Entries taken from a collection
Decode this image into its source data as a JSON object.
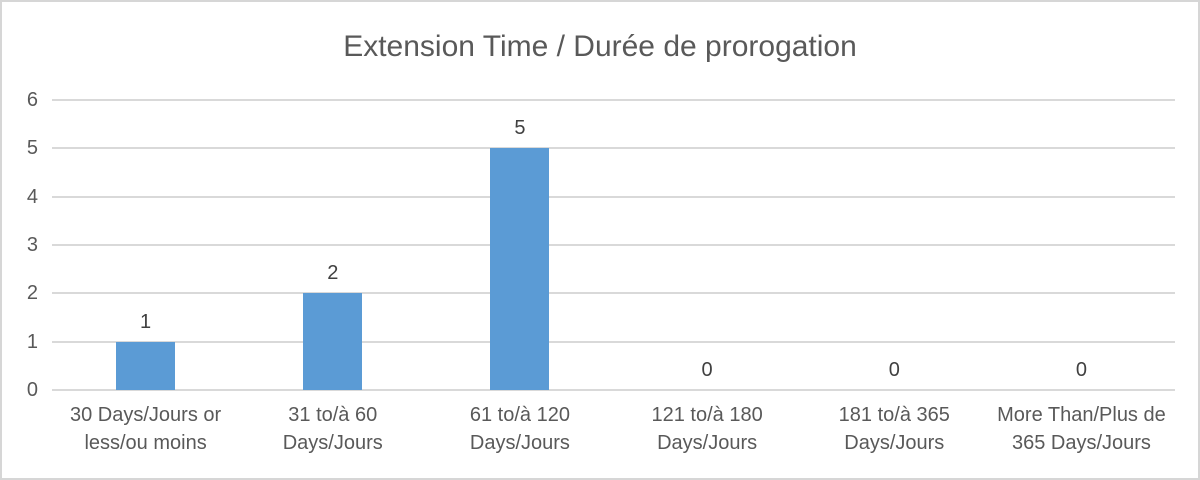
{
  "chart": {
    "colors": {
      "bar": "#5b9bd5",
      "gridline": "#d9d9d9",
      "axis_text": "#595959",
      "data_label": "#404040",
      "title_text": "#595959",
      "frame_border": "#d6d6d6",
      "background": "#ffffff"
    }
  },
  "chart_data": {
    "type": "bar",
    "title": "Extension Time / Durée de prorogation",
    "categories": [
      "30 Days/Jours or less/ou moins",
      "31 to/à 60 Days/Jours",
      "61 to/à 120 Days/Jours",
      "121 to/à 180 Days/Jours",
      "181 to/à 365 Days/Jours",
      "More Than/Plus de 365 Days/Jours"
    ],
    "categories_wrapped": [
      [
        "30 Days/Jours or",
        "less/ou moins"
      ],
      [
        "31 to/à 60",
        "Days/Jours"
      ],
      [
        "61 to/à 120",
        "Days/Jours"
      ],
      [
        "121 to/à 180",
        "Days/Jours"
      ],
      [
        "181 to/à 365",
        "Days/Jours"
      ],
      [
        "More Than/Plus de",
        "365 Days/Jours"
      ]
    ],
    "values": [
      1,
      2,
      5,
      0,
      0,
      0
    ],
    "data_labels": [
      "1",
      "2",
      "5",
      "0",
      "0",
      "0"
    ],
    "xlabel": "",
    "ylabel": "",
    "ylim": [
      0,
      6
    ],
    "yticks": [
      0,
      1,
      2,
      3,
      4,
      5,
      6
    ],
    "grid": "horizontal",
    "legend": "none"
  }
}
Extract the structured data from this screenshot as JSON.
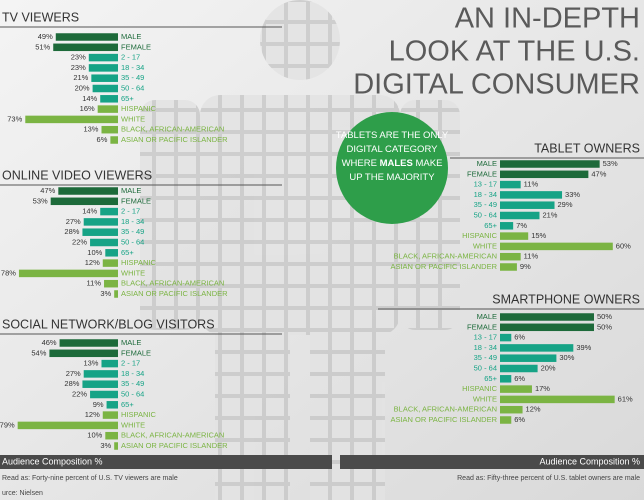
{
  "header": {
    "lines": [
      "AN IN-DEPTH",
      "LOOK AT THE U.S.",
      "DIGITAL CONSUMER"
    ]
  },
  "callout": {
    "lines": [
      [
        "TABLETS ARE THE ONLY"
      ],
      [
        "DIGITAL CATEGORY"
      ],
      [
        "WHERE ",
        "MALES",
        " MAKE"
      ],
      [
        "UP THE MAJORITY"
      ]
    ]
  },
  "chart_data": [
    {
      "type": "bar",
      "orientation": "horizontal",
      "direction": "left",
      "title": "TV VIEWERS",
      "categories": [
        "MALE",
        "FEMALE",
        "2 - 17",
        "18 - 34",
        "35 - 49",
        "50 - 64",
        "65+",
        "HISPANIC",
        "WHITE",
        "BLACK, AFRICAN-AMERICAN",
        "ASIAN OR PACIFIC ISLANDER"
      ],
      "values": [
        49,
        51,
        23,
        23,
        21,
        20,
        14,
        16,
        73,
        13,
        6
      ],
      "value_labels": [
        "49%",
        "51%",
        "23%",
        "23%",
        "21%",
        "20%",
        "14%",
        "16%",
        "73%",
        "13%",
        "6%"
      ],
      "colors": [
        "#1d6a3a",
        "#1d6a3a",
        "#16a386",
        "#16a386",
        "#16a386",
        "#16a386",
        "#16a386",
        "#7bb443",
        "#7bb443",
        "#7bb443",
        "#7bb443"
      ]
    },
    {
      "type": "bar",
      "orientation": "horizontal",
      "direction": "left",
      "title": "ONLINE VIDEO VIEWERS",
      "categories": [
        "MALE",
        "FEMALE",
        "2 - 17",
        "18 - 34",
        "35 - 49",
        "50 - 64",
        "65+",
        "HISPANIC",
        "WHITE",
        "BLACK, AFRICAN-AMERICAN",
        "ASIAN OR PACIFIC ISLANDER"
      ],
      "values": [
        47,
        53,
        14,
        27,
        28,
        22,
        10,
        12,
        78,
        11,
        3
      ],
      "value_labels": [
        "47%",
        "53%",
        "14%",
        "27%",
        "28%",
        "22%",
        "10%",
        "12%",
        "78%",
        "11%",
        "3%"
      ],
      "colors": [
        "#1d6a3a",
        "#1d6a3a",
        "#16a386",
        "#16a386",
        "#16a386",
        "#16a386",
        "#16a386",
        "#7bb443",
        "#7bb443",
        "#7bb443",
        "#7bb443"
      ]
    },
    {
      "type": "bar",
      "orientation": "horizontal",
      "direction": "left",
      "title": "SOCIAL NETWORK/BLOG VISITORS",
      "categories": [
        "MALE",
        "FEMALE",
        "2 - 17",
        "18 - 34",
        "35 - 49",
        "50 - 64",
        "65+",
        "HISPANIC",
        "WHITE",
        "BLACK, AFRICAN-AMERICAN",
        "ASIAN OR PACIFIC ISLANDER"
      ],
      "values": [
        46,
        54,
        13,
        27,
        28,
        22,
        9,
        12,
        79,
        10,
        3
      ],
      "value_labels": [
        "46%",
        "54%",
        "13%",
        "27%",
        "28%",
        "22%",
        "9%",
        "12%",
        "79%",
        "10%",
        "3%"
      ],
      "colors": [
        "#1d6a3a",
        "#1d6a3a",
        "#16a386",
        "#16a386",
        "#16a386",
        "#16a386",
        "#16a386",
        "#7bb443",
        "#7bb443",
        "#7bb443",
        "#7bb443"
      ]
    },
    {
      "type": "bar",
      "orientation": "horizontal",
      "direction": "right",
      "title": "TABLET OWNERS",
      "categories": [
        "MALE",
        "FEMALE",
        "13 - 17",
        "18 - 34",
        "35 - 49",
        "50 - 64",
        "65+",
        "HISPANIC",
        "WHITE",
        "BLACK, AFRICAN-AMERICAN",
        "ASIAN OR PACIFIC ISLANDER"
      ],
      "values": [
        53,
        47,
        11,
        33,
        29,
        21,
        7,
        15,
        60,
        11,
        9
      ],
      "value_labels": [
        "53%",
        "47%",
        "11%",
        "33%",
        "29%",
        "21%",
        "7%",
        "15%",
        "60%",
        "11%",
        "9%"
      ],
      "colors": [
        "#1d6a3a",
        "#1d6a3a",
        "#16a386",
        "#16a386",
        "#16a386",
        "#16a386",
        "#16a386",
        "#7bb443",
        "#7bb443",
        "#7bb443",
        "#7bb443"
      ]
    },
    {
      "type": "bar",
      "orientation": "horizontal",
      "direction": "right",
      "title": "SMARTPHONE OWNERS",
      "categories": [
        "MALE",
        "FEMALE",
        "13 - 17",
        "18 - 34",
        "35 - 49",
        "50 - 64",
        "65+",
        "HISPANIC",
        "WHITE",
        "BLACK, AFRICAN-AMERICAN",
        "ASIAN OR PACIFIC ISLANDER"
      ],
      "values": [
        50,
        50,
        6,
        39,
        30,
        20,
        6,
        17,
        61,
        12,
        6
      ],
      "value_labels": [
        "50%",
        "50%",
        "6%",
        "39%",
        "30%",
        "20%",
        "6%",
        "17%",
        "61%",
        "12%",
        "6%"
      ],
      "colors": [
        "#1d6a3a",
        "#1d6a3a",
        "#16a386",
        "#16a386",
        "#16a386",
        "#16a386",
        "#16a386",
        "#7bb443",
        "#7bb443",
        "#7bb443",
        "#7bb443"
      ]
    }
  ],
  "footer": {
    "left_label": "Audience Composition %",
    "right_label": "Audience Composition %",
    "left_note": "Read as: Forty-nine percent of U.S. TV viewers are male",
    "right_note": "Read as: Fifty-three percent of U.S. tablet owners are male",
    "source": "urce: Nielsen"
  }
}
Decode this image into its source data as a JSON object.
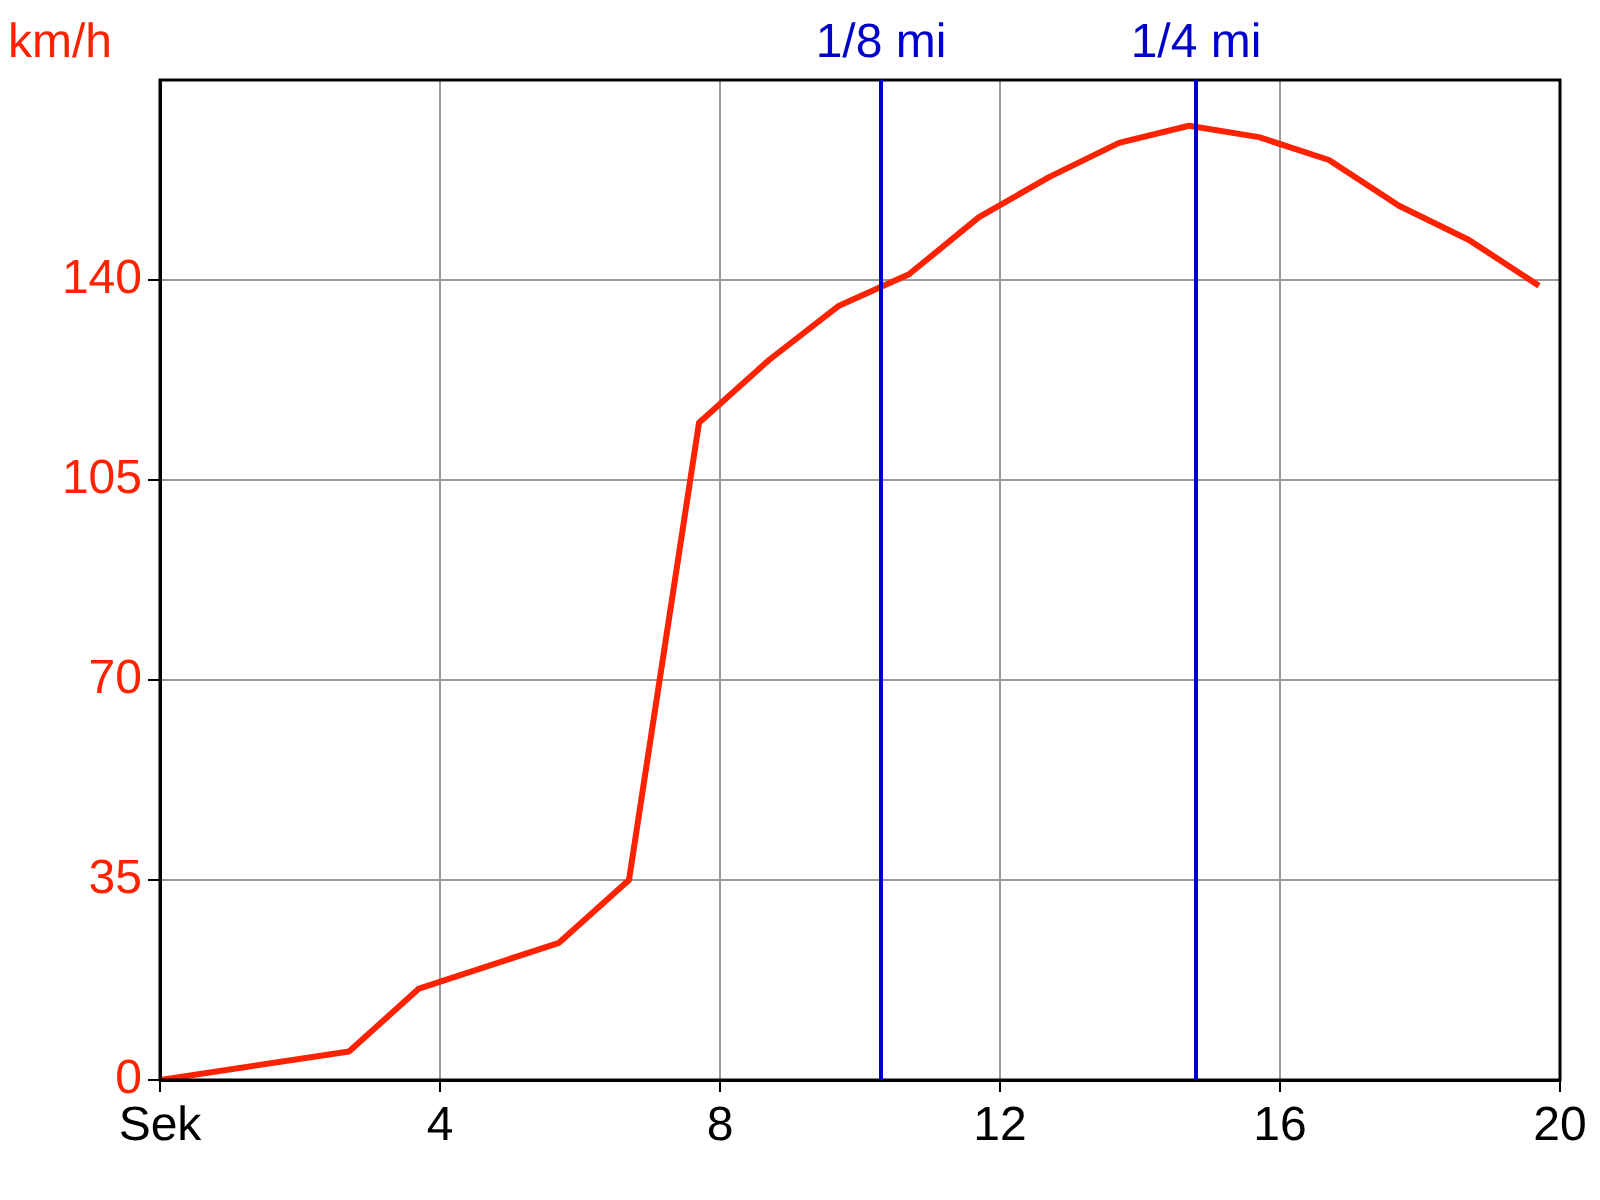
{
  "chart_data": {
    "type": "line",
    "ylabel": "km/h",
    "xlim": [
      0,
      20
    ],
    "ylim": [
      0,
      175
    ],
    "xticks": [
      {
        "value": 0,
        "label": "Sek"
      },
      4,
      8,
      12,
      16,
      20
    ],
    "yticks": [
      0,
      35,
      70,
      105,
      140
    ],
    "grid": true,
    "legend": false,
    "marker": "none",
    "line_style": "solid",
    "x": [
      0,
      2.7,
      3.7,
      5.7,
      6.7,
      7.7,
      8.7,
      9.7,
      10.7,
      11.7,
      12.7,
      13.7,
      14.7,
      15.7,
      16.7,
      17.7,
      18.7,
      19.7
    ],
    "series": [
      {
        "color": "#ff2200",
        "values": [
          0,
          5,
          16,
          24,
          35,
          115,
          126,
          135.5,
          141,
          151,
          158,
          164,
          167,
          165,
          161,
          153,
          147,
          139
        ]
      }
    ],
    "ref_lines": [
      {
        "axis": "x",
        "value": 10.3,
        "label": "1/8 mi",
        "color": "#0000cc"
      },
      {
        "axis": "x",
        "value": 14.8,
        "label": "1/4 mi",
        "color": "#0000cc"
      }
    ]
  }
}
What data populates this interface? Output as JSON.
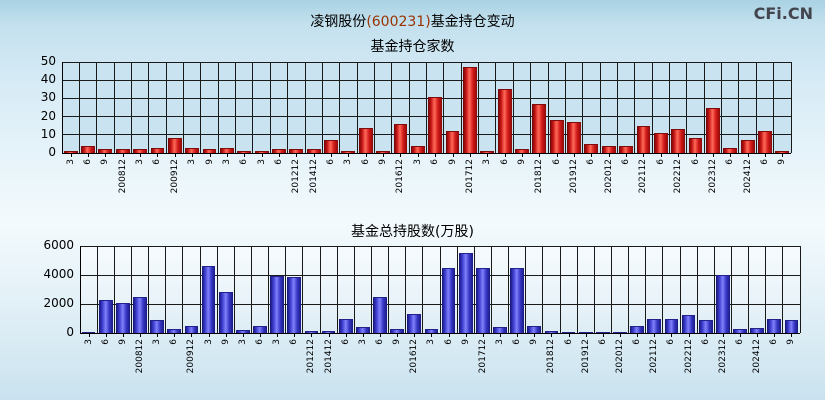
{
  "header": {
    "title_prefix": "凌钢股份",
    "title_code": "(600231)",
    "title_suffix": "基金持仓变动",
    "logo": "CFi.CN"
  },
  "colors": {
    "title_code": "#993300",
    "fund_count_bar": "#cc1111",
    "fund_shares_bar": "#3333cc",
    "grid": "#1a1a1a"
  },
  "chart_data": [
    {
      "type": "bar",
      "title": "基金持仓家数",
      "categories": [
        "3",
        "6",
        "9",
        "200812",
        "3",
        "6",
        "200912",
        "3",
        "9",
        "3",
        "6",
        "3",
        "6",
        "201212",
        "201412",
        "6",
        "3",
        "6",
        "9",
        "201612",
        "3",
        "6",
        "9",
        "201712",
        "3",
        "6",
        "9",
        "201812",
        "6",
        "201912",
        "6",
        "202012",
        "6",
        "202112",
        "6",
        "202212",
        "6",
        "202312",
        "6",
        "202412",
        "6",
        "9"
      ],
      "values": [
        1,
        4,
        2,
        2,
        2,
        3,
        8,
        3,
        2,
        3,
        1,
        1,
        2,
        2,
        2,
        7,
        1,
        14,
        1,
        16,
        4,
        31,
        12,
        47,
        1,
        35,
        2,
        27,
        18,
        17,
        5,
        4,
        4,
        15,
        11,
        13,
        8,
        25,
        3,
        7,
        12,
        1
      ],
      "xlabel": "",
      "ylabel": "",
      "ylim": [
        0,
        50
      ],
      "yticks": [
        0,
        10,
        20,
        30,
        40,
        50
      ],
      "grid": "on",
      "legend": "none",
      "bar_color": "#cc1111"
    },
    {
      "type": "bar",
      "title": "基金总持股数(万股)",
      "categories": [
        "3",
        "6",
        "9",
        "200812",
        "3",
        "6",
        "200912",
        "3",
        "9",
        "3",
        "6",
        "3",
        "6",
        "201212",
        "201412",
        "6",
        "3",
        "6",
        "9",
        "201612",
        "3",
        "6",
        "9",
        "201712",
        "3",
        "6",
        "9",
        "201812",
        "6",
        "201912",
        "6",
        "202012",
        "6",
        "202112",
        "6",
        "202212",
        "6",
        "202312",
        "6",
        "202412",
        "6",
        "9"
      ],
      "values": [
        100,
        2300,
        2100,
        2500,
        900,
        250,
        450,
        4600,
        2850,
        200,
        500,
        3900,
        3850,
        150,
        150,
        1000,
        400,
        2450,
        300,
        1300,
        300,
        4500,
        5500,
        4500,
        400,
        4500,
        500,
        150,
        100,
        50,
        30,
        30,
        500,
        950,
        1000,
        1250,
        900,
        4000,
        300,
        350,
        1000,
        900
      ],
      "xlabel": "",
      "ylabel": "",
      "ylim": [
        0,
        6000
      ],
      "yticks": [
        0,
        2000,
        4000,
        6000
      ],
      "grid": "on",
      "legend": "none",
      "bar_color": "#3333cc"
    }
  ]
}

- **Work to complete**
Report how many lines of the listing hold the string "Jours", giving only the number.

- **Result**
12